Written instruction: Skip the images and return the records below exactly.

The records:

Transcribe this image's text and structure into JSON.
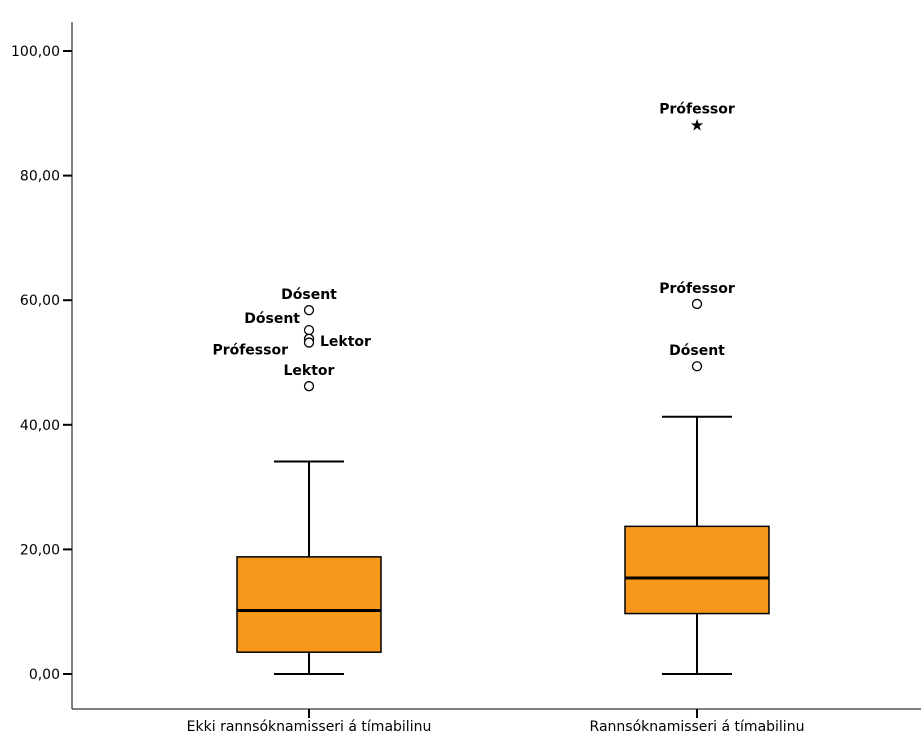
{
  "chart_data": {
    "type": "boxplot",
    "title": "",
    "xlabel": "",
    "ylabel": "",
    "ylim": [
      -5.5,
      106
    ],
    "yticks": [
      0,
      20,
      40,
      60,
      80,
      100
    ],
    "ytick_labels": [
      "0,00",
      "20,00",
      "40,00",
      "60,00",
      "80,00",
      "100,00"
    ],
    "grid": false,
    "box_color": "#F7981D",
    "categories": [
      "Ekki rannsóknamisseri á tímabilinu",
      "Rannsóknamisseri á tímabilinu"
    ],
    "boxes": [
      {
        "category": "Ekki rannsóknamisseri á tímabilinu",
        "whisker_low": 0.0,
        "q1": 3.5,
        "median": 10.2,
        "q3": 18.8,
        "whisker_high": 34.1,
        "outliers": [
          {
            "value": 58.4,
            "marker": "circle",
            "label": "Dósent",
            "label_pos": "above"
          },
          {
            "value": 55.2,
            "marker": "circle",
            "label": "Dósent",
            "label_pos": "left"
          },
          {
            "value": 53.8,
            "marker": "circle",
            "label": "Lektor",
            "label_pos": "right"
          },
          {
            "value": 53.2,
            "marker": "circle",
            "label": "Prófessor",
            "label_pos": "left-below"
          },
          {
            "value": 46.2,
            "marker": "circle",
            "label": "Lektor",
            "label_pos": "above"
          }
        ]
      },
      {
        "category": "Rannsóknamisseri á tímabilinu",
        "whisker_low": 0.0,
        "q1": 9.7,
        "median": 15.4,
        "q3": 23.7,
        "whisker_high": 41.3,
        "outliers": [
          {
            "value": 88.2,
            "marker": "star",
            "label": "Prófessor",
            "label_pos": "above"
          },
          {
            "value": 59.4,
            "marker": "circle",
            "label": "Prófessor",
            "label_pos": "above"
          },
          {
            "value": 49.4,
            "marker": "circle",
            "label": "Dósent",
            "label_pos": "above"
          }
        ]
      }
    ]
  }
}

Solved exercise:
Transcribe this image's text and structure into JSON.
{
  "chart_data": {
    "type": "boxplot",
    "title": "",
    "xlabel": "",
    "ylabel": "",
    "ylim": [
      -5.5,
      106
    ],
    "yticks": [
      0,
      20,
      40,
      60,
      80,
      100
    ],
    "ytick_labels": [
      "0,00",
      "20,00",
      "40,00",
      "60,00",
      "80,00",
      "100,00"
    ],
    "grid": false,
    "box_color": "#F7981D",
    "categories": [
      "Ekki rannsóknamisseri á tímabilinu",
      "Rannsóknamisseri á tímabilinu"
    ],
    "boxes": [
      {
        "category": "Ekki rannsóknamisseri á tímabilinu",
        "whisker_low": 0.0,
        "q1": 3.5,
        "median": 10.2,
        "q3": 18.8,
        "whisker_high": 34.1,
        "outliers": [
          {
            "value": 58.4,
            "marker": "circle",
            "label": "Dósent",
            "label_pos": "above"
          },
          {
            "value": 55.2,
            "marker": "circle",
            "label": "Dósent",
            "label_pos": "left"
          },
          {
            "value": 53.8,
            "marker": "circle",
            "label": "Lektor",
            "label_pos": "right"
          },
          {
            "value": 53.2,
            "marker": "circle",
            "label": "Prófessor",
            "label_pos": "left-below"
          },
          {
            "value": 46.2,
            "marker": "circle",
            "label": "Lektor",
            "label_pos": "above"
          }
        ]
      },
      {
        "category": "Rannsóknamisseri á tímabilinu",
        "whisker_low": 0.0,
        "q1": 9.7,
        "median": 15.4,
        "q3": 23.7,
        "whisker_high": 41.3,
        "outliers": [
          {
            "value": 88.2,
            "marker": "star",
            "label": "Prófessor",
            "label_pos": "above"
          },
          {
            "value": 59.4,
            "marker": "circle",
            "label": "Prófessor",
            "label_pos": "above"
          },
          {
            "value": 49.4,
            "marker": "circle",
            "label": "Dósent",
            "label_pos": "above"
          }
        ]
      }
    ]
  }
}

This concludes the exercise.